WORK TO COMPLETE: Search the data below for the string "Volume". Extract every line that contains it.

[Entries with figure data]
—————
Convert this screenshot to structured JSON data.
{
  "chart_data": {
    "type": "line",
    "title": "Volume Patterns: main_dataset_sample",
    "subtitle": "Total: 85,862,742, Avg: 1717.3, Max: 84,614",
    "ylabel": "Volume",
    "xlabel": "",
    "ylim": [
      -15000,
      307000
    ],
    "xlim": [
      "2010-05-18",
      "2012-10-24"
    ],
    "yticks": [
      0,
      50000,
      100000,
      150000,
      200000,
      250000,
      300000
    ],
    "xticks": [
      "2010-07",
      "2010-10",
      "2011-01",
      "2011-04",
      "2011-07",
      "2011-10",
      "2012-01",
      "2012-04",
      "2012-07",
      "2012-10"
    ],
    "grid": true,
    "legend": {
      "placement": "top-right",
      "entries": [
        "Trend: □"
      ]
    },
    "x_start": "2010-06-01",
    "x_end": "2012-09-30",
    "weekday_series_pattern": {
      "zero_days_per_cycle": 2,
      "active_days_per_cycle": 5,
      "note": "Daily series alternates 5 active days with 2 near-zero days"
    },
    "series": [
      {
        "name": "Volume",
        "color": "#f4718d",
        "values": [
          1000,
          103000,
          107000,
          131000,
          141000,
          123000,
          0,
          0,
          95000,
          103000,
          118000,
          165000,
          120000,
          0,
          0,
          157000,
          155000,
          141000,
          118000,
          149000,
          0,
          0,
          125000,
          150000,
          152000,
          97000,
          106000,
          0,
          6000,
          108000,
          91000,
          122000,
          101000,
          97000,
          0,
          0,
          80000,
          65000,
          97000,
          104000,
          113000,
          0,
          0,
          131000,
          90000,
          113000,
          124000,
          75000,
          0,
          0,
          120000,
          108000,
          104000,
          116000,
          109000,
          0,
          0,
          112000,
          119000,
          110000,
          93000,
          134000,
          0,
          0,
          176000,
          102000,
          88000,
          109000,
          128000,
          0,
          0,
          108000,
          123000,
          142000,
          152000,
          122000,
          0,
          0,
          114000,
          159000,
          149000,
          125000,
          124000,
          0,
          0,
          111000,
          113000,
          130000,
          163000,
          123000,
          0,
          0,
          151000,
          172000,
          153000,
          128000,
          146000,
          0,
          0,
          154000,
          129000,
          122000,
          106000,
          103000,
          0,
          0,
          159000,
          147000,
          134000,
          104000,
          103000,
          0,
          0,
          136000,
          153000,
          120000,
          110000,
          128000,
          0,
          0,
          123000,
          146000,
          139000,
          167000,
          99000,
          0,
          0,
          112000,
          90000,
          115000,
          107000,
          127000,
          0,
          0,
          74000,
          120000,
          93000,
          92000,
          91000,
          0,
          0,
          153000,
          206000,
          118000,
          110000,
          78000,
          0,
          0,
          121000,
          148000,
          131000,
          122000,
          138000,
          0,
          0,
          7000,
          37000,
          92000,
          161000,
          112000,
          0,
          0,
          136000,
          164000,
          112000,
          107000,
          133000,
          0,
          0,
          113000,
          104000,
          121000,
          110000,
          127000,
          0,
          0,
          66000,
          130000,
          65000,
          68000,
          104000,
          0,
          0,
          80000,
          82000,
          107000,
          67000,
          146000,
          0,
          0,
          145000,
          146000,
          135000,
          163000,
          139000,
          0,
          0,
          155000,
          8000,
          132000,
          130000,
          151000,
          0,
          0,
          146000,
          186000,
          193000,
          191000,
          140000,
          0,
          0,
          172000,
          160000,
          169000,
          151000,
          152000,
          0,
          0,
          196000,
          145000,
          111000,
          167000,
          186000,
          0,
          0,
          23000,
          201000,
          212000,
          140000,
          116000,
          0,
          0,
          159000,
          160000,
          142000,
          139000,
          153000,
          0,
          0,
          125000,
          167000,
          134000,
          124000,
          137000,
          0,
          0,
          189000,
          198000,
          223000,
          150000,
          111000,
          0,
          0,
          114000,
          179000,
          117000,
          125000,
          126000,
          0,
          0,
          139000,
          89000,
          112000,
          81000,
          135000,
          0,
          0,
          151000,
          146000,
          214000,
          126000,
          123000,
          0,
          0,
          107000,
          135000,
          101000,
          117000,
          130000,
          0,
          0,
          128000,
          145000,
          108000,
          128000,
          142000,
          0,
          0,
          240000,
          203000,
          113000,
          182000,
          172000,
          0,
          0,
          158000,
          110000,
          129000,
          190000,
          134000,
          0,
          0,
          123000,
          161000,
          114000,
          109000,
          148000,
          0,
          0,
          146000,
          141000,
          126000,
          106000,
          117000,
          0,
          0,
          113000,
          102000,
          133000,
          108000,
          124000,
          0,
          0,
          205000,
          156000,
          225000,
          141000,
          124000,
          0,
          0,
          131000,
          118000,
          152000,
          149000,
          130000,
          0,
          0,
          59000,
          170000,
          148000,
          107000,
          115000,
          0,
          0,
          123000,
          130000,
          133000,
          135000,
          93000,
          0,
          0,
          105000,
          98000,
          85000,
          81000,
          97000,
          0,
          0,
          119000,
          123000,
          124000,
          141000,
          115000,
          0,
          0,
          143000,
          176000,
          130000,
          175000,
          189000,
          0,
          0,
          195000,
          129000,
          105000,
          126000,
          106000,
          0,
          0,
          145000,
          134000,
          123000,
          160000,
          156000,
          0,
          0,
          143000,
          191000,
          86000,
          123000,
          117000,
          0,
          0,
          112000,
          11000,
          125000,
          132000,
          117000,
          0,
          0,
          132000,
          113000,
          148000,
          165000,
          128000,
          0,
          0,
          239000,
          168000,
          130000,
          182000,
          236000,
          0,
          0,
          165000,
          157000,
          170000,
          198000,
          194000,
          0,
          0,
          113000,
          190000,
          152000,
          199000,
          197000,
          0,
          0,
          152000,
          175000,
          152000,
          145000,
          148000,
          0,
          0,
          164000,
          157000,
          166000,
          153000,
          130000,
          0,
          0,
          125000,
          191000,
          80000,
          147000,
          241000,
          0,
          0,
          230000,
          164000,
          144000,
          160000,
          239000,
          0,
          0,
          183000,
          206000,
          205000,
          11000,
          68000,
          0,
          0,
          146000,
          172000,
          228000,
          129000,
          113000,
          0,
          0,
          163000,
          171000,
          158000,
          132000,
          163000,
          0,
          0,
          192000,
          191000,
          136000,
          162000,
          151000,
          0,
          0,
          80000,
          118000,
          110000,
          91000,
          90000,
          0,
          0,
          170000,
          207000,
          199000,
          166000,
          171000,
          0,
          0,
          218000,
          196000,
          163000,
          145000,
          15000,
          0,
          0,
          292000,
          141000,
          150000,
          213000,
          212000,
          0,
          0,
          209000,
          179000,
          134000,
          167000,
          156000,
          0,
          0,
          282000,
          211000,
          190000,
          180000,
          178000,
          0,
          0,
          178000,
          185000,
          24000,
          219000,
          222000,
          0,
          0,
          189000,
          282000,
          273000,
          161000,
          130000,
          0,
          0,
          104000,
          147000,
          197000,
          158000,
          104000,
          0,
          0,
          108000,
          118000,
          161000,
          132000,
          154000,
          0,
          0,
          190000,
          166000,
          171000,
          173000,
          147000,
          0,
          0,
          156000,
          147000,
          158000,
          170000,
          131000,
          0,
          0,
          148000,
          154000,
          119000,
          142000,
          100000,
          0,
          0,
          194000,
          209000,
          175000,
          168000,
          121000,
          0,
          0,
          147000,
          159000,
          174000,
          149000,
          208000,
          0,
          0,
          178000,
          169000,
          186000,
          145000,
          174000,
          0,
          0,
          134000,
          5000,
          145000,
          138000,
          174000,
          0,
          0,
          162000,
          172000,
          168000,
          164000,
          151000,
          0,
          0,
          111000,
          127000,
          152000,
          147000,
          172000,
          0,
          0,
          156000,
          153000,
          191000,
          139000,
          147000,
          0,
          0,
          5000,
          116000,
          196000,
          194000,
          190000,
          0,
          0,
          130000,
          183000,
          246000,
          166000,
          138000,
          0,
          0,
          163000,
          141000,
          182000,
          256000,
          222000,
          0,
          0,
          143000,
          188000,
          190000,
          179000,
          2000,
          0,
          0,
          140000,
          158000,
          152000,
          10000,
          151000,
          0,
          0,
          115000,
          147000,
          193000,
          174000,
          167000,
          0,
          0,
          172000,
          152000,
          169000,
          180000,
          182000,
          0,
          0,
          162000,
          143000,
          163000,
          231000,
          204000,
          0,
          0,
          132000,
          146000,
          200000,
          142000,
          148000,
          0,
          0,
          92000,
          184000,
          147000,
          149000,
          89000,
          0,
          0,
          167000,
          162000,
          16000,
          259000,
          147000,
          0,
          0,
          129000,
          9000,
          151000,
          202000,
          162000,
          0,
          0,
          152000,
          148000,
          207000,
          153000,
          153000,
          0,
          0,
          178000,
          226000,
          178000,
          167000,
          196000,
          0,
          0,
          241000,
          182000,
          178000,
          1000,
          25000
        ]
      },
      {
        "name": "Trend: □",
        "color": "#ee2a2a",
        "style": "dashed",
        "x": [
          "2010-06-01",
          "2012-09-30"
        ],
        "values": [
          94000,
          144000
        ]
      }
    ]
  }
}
—————
WRITTEN SOLUTION:
    "title": "Volume Patterns: main_dataset_sample",
    "ylabel": "Volume",
        "name": "Volume",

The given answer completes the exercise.